▶ **CHECK YOUR UNDERSTANDING**
1 - Summarize the passage on language design for AI in two sentences.
2 - Answer these questions from the passage on language design for AI, one line each:
(a) Which conversion between languages does the passage say AI can perform?
(b) Which two runtime mechanisms does the passage compare to black boxes for AI?
(c) What kind of build system should a modern language for the AI era have, according to the passage?
3 - Decide whether each statement agrees with the passage on language design for AI. Answer yes or no and quote the deciding words.
(a) AI prefers implicit operations over explicit ones.
(b) AI's productivity and accuracy decrease as context increases.
(c) Go's design philosophy was once considered anachronistic.

▶ **SOURCE EXTRACT**
Start of Block
Object-Oriented Design

AI can rapidly and accurately analyze structures where all information is explicitly stated within a single function or module. Conversely, as the context increases, the inferential scope expands, leading to a decrease in AI's productivity and accuracy. Code structured with OOP distributes logic across multiple objects rather than managing it in one place, which ultimately demands more context from the AI. Consider the following code:

 1public class AnimalHandler {
 2    public void handle(Animal animal) {
 3        animal.speak();
 4    }
 5}
 6
 7public class Main {
 8    public static void main(String[] args) {
 9        AnimalHandler handler = new AnimalHandler();
10
11        Animal a1 = new Dog();
12        Animal a2 = new Cat();
13        Animal a3 = new Horse();
14
15        handler.handle(a1);
16        handler.handle(a2);
17        handler.handle(a3);
18    }
19}

In the code above, for the AI to understand what the speak() method actually does, it must repeatedly perform inferences such as:

  1. What concrete class instance is animal?
  2. Where is the overridden speak() method defined in that class?
  3. Where are the definitions of the Dog and Cat classes, and what are their internal operations?
  4. Is there a possibility that the Dog and Cat classes might be overridden by other classes?

This information is not consolidated in a single file or function but can only be understood by traversing the relationships and inheritance structures between class files. Furthermore, elements determined at runtime, such as reflection or dynamic loading, are like black boxes for AI, making analysis virtually impossible.

Syntactic Sugar and Expressions

AI prefers explicit operations over implicit ones and favors combining simple structures to produce a single correct answer rather than using complex structures. In contrast, syntactic sugar allows for diverse expressions, yet their internal operations are often identical or similar. AI must learn the meaning of each of these diverse expressions individually, and it can become difficult to prioritize which syntax to recommend in specific situations.

Intermediate Language and Virtual Machine

AI primarily learns from source code. However, in intermediate language (bytecode), the meaning of variable names and other elements is removed during compilation, and the virtual machine must reinterpret it at execution time. This makes it extremely difficult for AI to understand or transform. For example, while AI can convert TypeScript to Go, converting V8 engine bytecode to JVM bytecode or machine code is virtually impossible.

The True Modern Language of the AI Era

From the above, we can ascertain that the characteristics of modern languages are, in fact, anachronistic elements not well-suited for the AI era. So, which language could be the most appropriate modern language for the AI era? The answer can be found by examining elements that older modern languages rejected. A modern language for the AI era should:

  1. Possess explicit syntax and a natural flow.
  2. Adopt a flat and simple structure, moving away from excessive OOP.
  3. Construct various functionalities using a limited set of basic keywords, rather than relying on unnecessary syntactic sugar or implicit patterns.
  4. Have a simple and predictable build system, not a complex one.

Golang is the language that best fits these criteria. The Go language was designed to implement most practical functionalities using a minimal set of core keywords and simple syntax combinations, rigorously excluding unnecessary abstraction and implicit operations. This structure is advantageous not only for developers but also for AI in interpreting and generating code.

The characteristics of Go, such as its predictable and flat structure, explicit flow, and consistent syntax, make it more suitable for development environments where AI actively participates, unlike traditional modern languages designed with human developers in mind. Go's conservative design philosophy, once considered anachronistic, is now proving to be the most forward-thinking choice in the AI era.
End of Block
▶ **INPUT DATA**
Start of Block
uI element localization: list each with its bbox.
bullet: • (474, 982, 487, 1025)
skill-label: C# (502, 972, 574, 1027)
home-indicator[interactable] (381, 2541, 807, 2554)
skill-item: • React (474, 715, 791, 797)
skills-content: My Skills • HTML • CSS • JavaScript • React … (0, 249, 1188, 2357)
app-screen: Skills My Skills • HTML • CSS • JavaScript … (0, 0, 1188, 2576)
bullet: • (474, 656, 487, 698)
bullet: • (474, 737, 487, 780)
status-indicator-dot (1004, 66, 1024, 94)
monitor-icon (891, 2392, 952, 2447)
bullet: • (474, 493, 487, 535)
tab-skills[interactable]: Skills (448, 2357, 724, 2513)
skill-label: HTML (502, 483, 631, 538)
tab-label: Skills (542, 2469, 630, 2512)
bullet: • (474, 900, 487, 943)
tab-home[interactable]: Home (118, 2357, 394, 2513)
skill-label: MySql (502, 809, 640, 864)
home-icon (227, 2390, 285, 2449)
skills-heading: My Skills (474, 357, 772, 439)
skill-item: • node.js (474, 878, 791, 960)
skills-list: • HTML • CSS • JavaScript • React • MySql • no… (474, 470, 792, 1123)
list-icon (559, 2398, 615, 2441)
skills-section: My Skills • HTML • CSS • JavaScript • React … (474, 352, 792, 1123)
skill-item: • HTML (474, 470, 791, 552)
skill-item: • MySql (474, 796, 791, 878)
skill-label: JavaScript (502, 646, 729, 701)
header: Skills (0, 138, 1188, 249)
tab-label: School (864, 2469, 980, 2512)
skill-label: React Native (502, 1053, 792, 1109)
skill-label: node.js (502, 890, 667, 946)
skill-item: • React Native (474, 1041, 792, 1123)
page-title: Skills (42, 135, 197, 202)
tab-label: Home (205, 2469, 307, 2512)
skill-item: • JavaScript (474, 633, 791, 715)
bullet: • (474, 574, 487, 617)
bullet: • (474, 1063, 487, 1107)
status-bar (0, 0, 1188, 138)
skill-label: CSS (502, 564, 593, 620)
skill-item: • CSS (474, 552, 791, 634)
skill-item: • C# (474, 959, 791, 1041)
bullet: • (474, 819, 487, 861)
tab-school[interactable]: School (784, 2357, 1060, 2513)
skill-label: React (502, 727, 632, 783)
End of Block
▶ **ANSWERS BY ITEM NUMBER**
1 - The passage argues that object-oriented design, syntactic sugar, and intermediate languages run on virtual machines make code harder for AI to work with, because they spread logic across classes, multiply expressions that do the same thing, or remove the meaning of names during compilation. It concludes that Go best fits the criteria for a modern language in the AI era, since it builds practical functionality from a minimal set of core keywords and simple syntax with a flat, explicit structure.

2 -
(a) Converting TypeScript to Go.
(b) Reflection and dynamic loading.
(c) A simple and predictable one, not a complex one.

3 -
(a) No: "AI prefers explicit operations over implicit ones"
(b) Yes: "as the context increases, the inferential scope expands, leading to a decrease in AI's productivity and accuracy"
(c) Yes: "Go's conservative design philosophy, once considered anachronistic"